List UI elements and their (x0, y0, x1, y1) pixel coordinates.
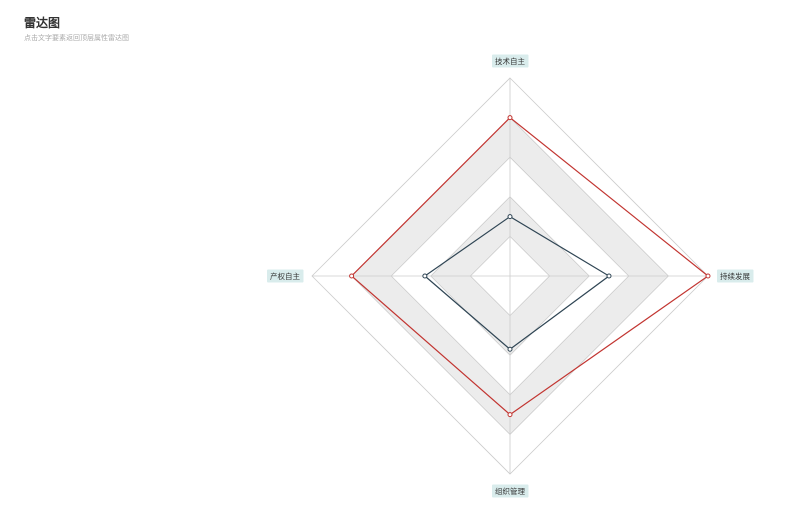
indicator-label-0[interactable]: 技术自主 (492, 54, 529, 68)
indicator-label-3[interactable]: 产权自主 (267, 269, 304, 283)
series-1-point-3[interactable] (422, 273, 428, 279)
indicator-label-text[interactable]: 产权自主 (270, 271, 300, 281)
series-layer (349, 115, 711, 418)
chart-subtitle: 点击文字要素返回顶层属性雷达图 (24, 34, 129, 42)
indicator-label-text[interactable]: 持续发展 (720, 271, 750, 281)
series-0-point-2[interactable] (507, 412, 513, 418)
series-0-point-0[interactable] (507, 115, 513, 121)
indicator-label-text[interactable]: 组织管理 (495, 486, 525, 496)
indicator-label-bg (492, 484, 529, 498)
indicator-label-bg (492, 54, 529, 68)
indicator-label-text[interactable]: 技术自主 (495, 56, 525, 66)
series-1-point-1[interactable] (606, 273, 612, 279)
indicator-label-1[interactable]: 持续发展 (717, 269, 754, 283)
series-0-point-3[interactable] (349, 273, 355, 279)
series-1-point-2[interactable] (507, 346, 513, 352)
series-0-point-1[interactable] (705, 273, 711, 279)
indicator-label-2[interactable]: 组织管理 (492, 484, 529, 498)
series-1-point-0[interactable] (507, 214, 513, 220)
chart-title: 雷达图 (24, 16, 61, 30)
axis-lines (312, 78, 708, 474)
indicator-label-bg (267, 269, 304, 283)
indicator-label-bg (717, 269, 754, 283)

• • •

### Task directions
Could you retype every line of the entries above exactly, leaving out the picture?

### In response
List UI elements and their (x0, y0, x1, y1) pixel coordinates.
indicator-label-0[interactable]: 技术自主 (492, 54, 529, 68)
indicator-label-3[interactable]: 产权自主 (267, 269, 304, 283)
series-1-point-3[interactable] (422, 273, 428, 279)
indicator-label-text[interactable]: 产权自主 (270, 271, 300, 281)
series-layer (349, 115, 711, 418)
chart-subtitle: 点击文字要素返回顶层属性雷达图 (24, 34, 129, 42)
indicator-label-text[interactable]: 持续发展 (720, 271, 750, 281)
series-0-point-2[interactable] (507, 412, 513, 418)
series-0-point-0[interactable] (507, 115, 513, 121)
indicator-label-text[interactable]: 组织管理 (495, 486, 525, 496)
indicator-label-bg (492, 484, 529, 498)
indicator-label-bg (492, 54, 529, 68)
indicator-label-text[interactable]: 技术自主 (495, 56, 525, 66)
series-1-point-1[interactable] (606, 273, 612, 279)
indicator-label-1[interactable]: 持续发展 (717, 269, 754, 283)
series-0-point-3[interactable] (349, 273, 355, 279)
series-1-point-2[interactable] (507, 346, 513, 352)
series-0-point-1[interactable] (705, 273, 711, 279)
indicator-label-2[interactable]: 组织管理 (492, 484, 529, 498)
series-1-point-0[interactable] (507, 214, 513, 220)
chart-title: 雷达图 (24, 16, 61, 30)
axis-lines (312, 78, 708, 474)
indicator-label-bg (267, 269, 304, 283)
indicator-label-bg (717, 269, 754, 283)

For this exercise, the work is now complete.